%%

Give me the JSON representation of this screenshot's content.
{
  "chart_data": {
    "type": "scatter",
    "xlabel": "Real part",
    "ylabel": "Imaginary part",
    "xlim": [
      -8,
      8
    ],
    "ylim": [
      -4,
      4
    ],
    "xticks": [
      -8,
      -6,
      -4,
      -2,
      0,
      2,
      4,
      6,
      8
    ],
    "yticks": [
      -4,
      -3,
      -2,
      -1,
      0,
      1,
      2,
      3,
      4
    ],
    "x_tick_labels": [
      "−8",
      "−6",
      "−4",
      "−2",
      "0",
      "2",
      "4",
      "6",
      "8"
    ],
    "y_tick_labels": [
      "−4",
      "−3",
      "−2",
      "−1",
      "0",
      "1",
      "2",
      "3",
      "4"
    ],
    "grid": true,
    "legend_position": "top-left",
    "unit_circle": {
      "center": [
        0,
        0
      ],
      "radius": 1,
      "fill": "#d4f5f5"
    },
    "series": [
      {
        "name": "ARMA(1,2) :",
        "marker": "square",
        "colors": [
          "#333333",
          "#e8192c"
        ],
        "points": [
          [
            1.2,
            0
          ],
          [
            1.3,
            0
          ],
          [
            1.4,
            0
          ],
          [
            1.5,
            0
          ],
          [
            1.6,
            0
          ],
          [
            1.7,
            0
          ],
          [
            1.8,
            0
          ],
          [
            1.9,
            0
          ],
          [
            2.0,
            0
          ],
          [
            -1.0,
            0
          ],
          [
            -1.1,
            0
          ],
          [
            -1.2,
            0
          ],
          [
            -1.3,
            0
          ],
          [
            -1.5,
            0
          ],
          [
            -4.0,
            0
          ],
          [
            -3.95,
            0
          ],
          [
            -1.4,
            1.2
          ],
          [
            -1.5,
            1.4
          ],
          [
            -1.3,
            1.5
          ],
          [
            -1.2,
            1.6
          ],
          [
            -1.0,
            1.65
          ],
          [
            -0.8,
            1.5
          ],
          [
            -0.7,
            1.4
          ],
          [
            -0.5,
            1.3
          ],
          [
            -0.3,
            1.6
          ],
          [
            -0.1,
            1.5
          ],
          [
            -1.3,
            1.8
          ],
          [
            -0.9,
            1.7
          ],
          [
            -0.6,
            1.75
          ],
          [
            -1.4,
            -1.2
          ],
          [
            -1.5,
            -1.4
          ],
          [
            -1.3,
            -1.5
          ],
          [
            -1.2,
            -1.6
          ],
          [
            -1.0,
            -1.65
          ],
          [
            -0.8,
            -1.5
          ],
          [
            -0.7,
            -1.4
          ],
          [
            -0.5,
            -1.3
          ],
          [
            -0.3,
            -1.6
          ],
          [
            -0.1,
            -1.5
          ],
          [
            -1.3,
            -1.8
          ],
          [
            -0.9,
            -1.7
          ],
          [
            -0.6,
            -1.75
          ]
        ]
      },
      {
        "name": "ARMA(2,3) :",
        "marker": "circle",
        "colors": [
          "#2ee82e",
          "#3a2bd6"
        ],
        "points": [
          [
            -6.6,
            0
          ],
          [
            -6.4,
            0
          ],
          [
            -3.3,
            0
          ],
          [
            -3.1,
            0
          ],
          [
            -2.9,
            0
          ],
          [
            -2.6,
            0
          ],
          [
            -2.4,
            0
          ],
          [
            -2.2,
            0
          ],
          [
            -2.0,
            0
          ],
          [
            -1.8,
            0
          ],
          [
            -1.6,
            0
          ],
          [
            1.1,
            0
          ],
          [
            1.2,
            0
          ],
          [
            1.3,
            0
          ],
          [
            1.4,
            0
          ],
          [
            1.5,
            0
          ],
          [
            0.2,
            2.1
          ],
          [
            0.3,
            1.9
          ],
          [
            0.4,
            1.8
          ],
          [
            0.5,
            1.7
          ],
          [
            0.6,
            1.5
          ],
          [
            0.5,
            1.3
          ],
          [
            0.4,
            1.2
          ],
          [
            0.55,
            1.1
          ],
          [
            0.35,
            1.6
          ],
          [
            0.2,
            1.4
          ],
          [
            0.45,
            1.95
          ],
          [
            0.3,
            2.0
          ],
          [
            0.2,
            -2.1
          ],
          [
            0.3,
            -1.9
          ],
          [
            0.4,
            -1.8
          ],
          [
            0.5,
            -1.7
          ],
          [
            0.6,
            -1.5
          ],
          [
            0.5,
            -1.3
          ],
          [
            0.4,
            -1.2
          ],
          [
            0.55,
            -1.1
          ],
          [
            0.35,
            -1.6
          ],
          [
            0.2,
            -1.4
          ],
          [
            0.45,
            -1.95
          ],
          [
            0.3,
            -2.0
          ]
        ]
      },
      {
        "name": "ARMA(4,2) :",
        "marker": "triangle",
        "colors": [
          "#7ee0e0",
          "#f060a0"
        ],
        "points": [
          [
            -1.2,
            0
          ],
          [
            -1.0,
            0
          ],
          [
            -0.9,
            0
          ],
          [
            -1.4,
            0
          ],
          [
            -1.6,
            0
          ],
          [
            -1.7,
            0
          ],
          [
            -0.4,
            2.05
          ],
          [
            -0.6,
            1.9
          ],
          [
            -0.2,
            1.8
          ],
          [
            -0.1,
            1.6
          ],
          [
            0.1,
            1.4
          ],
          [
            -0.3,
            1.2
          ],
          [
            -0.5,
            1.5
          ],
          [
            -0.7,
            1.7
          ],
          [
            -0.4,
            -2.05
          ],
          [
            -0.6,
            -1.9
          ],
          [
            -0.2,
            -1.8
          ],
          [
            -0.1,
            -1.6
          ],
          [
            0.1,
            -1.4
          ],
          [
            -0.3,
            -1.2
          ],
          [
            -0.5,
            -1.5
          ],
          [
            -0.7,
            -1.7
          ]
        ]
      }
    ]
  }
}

%%

REQUIREMENTS ▸ Print the entries exactly. Include every one.

RESPONSE TO THE EXERCISE ▸
Give me the JSON representation of this screenshot's content.
{
  "chart_data": {
    "type": "scatter",
    "xlabel": "Real part",
    "ylabel": "Imaginary part",
    "xlim": [
      -8,
      8
    ],
    "ylim": [
      -4,
      4
    ],
    "xticks": [
      -8,
      -6,
      -4,
      -2,
      0,
      2,
      4,
      6,
      8
    ],
    "yticks": [
      -4,
      -3,
      -2,
      -1,
      0,
      1,
      2,
      3,
      4
    ],
    "x_tick_labels": [
      "−8",
      "−6",
      "−4",
      "−2",
      "0",
      "2",
      "4",
      "6",
      "8"
    ],
    "y_tick_labels": [
      "−4",
      "−3",
      "−2",
      "−1",
      "0",
      "1",
      "2",
      "3",
      "4"
    ],
    "grid": true,
    "legend_position": "top-left",
    "unit_circle": {
      "center": [
        0,
        0
      ],
      "radius": 1,
      "fill": "#d4f5f5"
    },
    "series": [
      {
        "name": "ARMA(1,2) :",
        "marker": "square",
        "colors": [
          "#333333",
          "#e8192c"
        ],
        "points": [
          [
            1.2,
            0
          ],
          [
            1.3,
            0
          ],
          [
            1.4,
            0
          ],
          [
            1.5,
            0
          ],
          [
            1.6,
            0
          ],
          [
            1.7,
            0
          ],
          [
            1.8,
            0
          ],
          [
            1.9,
            0
          ],
          [
            2.0,
            0
          ],
          [
            -1.0,
            0
          ],
          [
            -1.1,
            0
          ],
          [
            -1.2,
            0
          ],
          [
            -1.3,
            0
          ],
          [
            -1.5,
            0
          ],
          [
            -4.0,
            0
          ],
          [
            -3.95,
            0
          ],
          [
            -1.4,
            1.2
          ],
          [
            -1.5,
            1.4
          ],
          [
            -1.3,
            1.5
          ],
          [
            -1.2,
            1.6
          ],
          [
            -1.0,
            1.65
          ],
          [
            -0.8,
            1.5
          ],
          [
            -0.7,
            1.4
          ],
          [
            -0.5,
            1.3
          ],
          [
            -0.3,
            1.6
          ],
          [
            -0.1,
            1.5
          ],
          [
            -1.3,
            1.8
          ],
          [
            -0.9,
            1.7
          ],
          [
            -0.6,
            1.75
          ],
          [
            -1.4,
            -1.2
          ],
          [
            -1.5,
            -1.4
          ],
          [
            -1.3,
            -1.5
          ],
          [
            -1.2,
            -1.6
          ],
          [
            -1.0,
            -1.65
          ],
          [
            -0.8,
            -1.5
          ],
          [
            -0.7,
            -1.4
          ],
          [
            -0.5,
            -1.3
          ],
          [
            -0.3,
            -1.6
          ],
          [
            -0.1,
            -1.5
          ],
          [
            -1.3,
            -1.8
          ],
          [
            -0.9,
            -1.7
          ],
          [
            -0.6,
            -1.75
          ]
        ]
      },
      {
        "name": "ARMA(2,3) :",
        "marker": "circle",
        "colors": [
          "#2ee82e",
          "#3a2bd6"
        ],
        "points": [
          [
            -6.6,
            0
          ],
          [
            -6.4,
            0
          ],
          [
            -3.3,
            0
          ],
          [
            -3.1,
            0
          ],
          [
            -2.9,
            0
          ],
          [
            -2.6,
            0
          ],
          [
            -2.4,
            0
          ],
          [
            -2.2,
            0
          ],
          [
            -2.0,
            0
          ],
          [
            -1.8,
            0
          ],
          [
            -1.6,
            0
          ],
          [
            1.1,
            0
          ],
          [
            1.2,
            0
          ],
          [
            1.3,
            0
          ],
          [
            1.4,
            0
          ],
          [
            1.5,
            0
          ],
          [
            0.2,
            2.1
          ],
          [
            0.3,
            1.9
          ],
          [
            0.4,
            1.8
          ],
          [
            0.5,
            1.7
          ],
          [
            0.6,
            1.5
          ],
          [
            0.5,
            1.3
          ],
          [
            0.4,
            1.2
          ],
          [
            0.55,
            1.1
          ],
          [
            0.35,
            1.6
          ],
          [
            0.2,
            1.4
          ],
          [
            0.45,
            1.95
          ],
          [
            0.3,
            2.0
          ],
          [
            0.2,
            -2.1
          ],
          [
            0.3,
            -1.9
          ],
          [
            0.4,
            -1.8
          ],
          [
            0.5,
            -1.7
          ],
          [
            0.6,
            -1.5
          ],
          [
            0.5,
            -1.3
          ],
          [
            0.4,
            -1.2
          ],
          [
            0.55,
            -1.1
          ],
          [
            0.35,
            -1.6
          ],
          [
            0.2,
            -1.4
          ],
          [
            0.45,
            -1.95
          ],
          [
            0.3,
            -2.0
          ]
        ]
      },
      {
        "name": "ARMA(4,2) :",
        "marker": "triangle",
        "colors": [
          "#7ee0e0",
          "#f060a0"
        ],
        "points": [
          [
            -1.2,
            0
          ],
          [
            -1.0,
            0
          ],
          [
            -0.9,
            0
          ],
          [
            -1.4,
            0
          ],
          [
            -1.6,
            0
          ],
          [
            -1.7,
            0
          ],
          [
            -0.4,
            2.05
          ],
          [
            -0.6,
            1.9
          ],
          [
            -0.2,
            1.8
          ],
          [
            -0.1,
            1.6
          ],
          [
            0.1,
            1.4
          ],
          [
            -0.3,
            1.2
          ],
          [
            -0.5,
            1.5
          ],
          [
            -0.7,
            1.7
          ],
          [
            -0.4,
            -2.05
          ],
          [
            -0.6,
            -1.9
          ],
          [
            -0.2,
            -1.8
          ],
          [
            -0.1,
            -1.6
          ],
          [
            0.1,
            -1.4
          ],
          [
            -0.3,
            -1.2
          ],
          [
            -0.5,
            -1.5
          ],
          [
            -0.7,
            -1.7
          ]
        ]
      }
    ]
  }
}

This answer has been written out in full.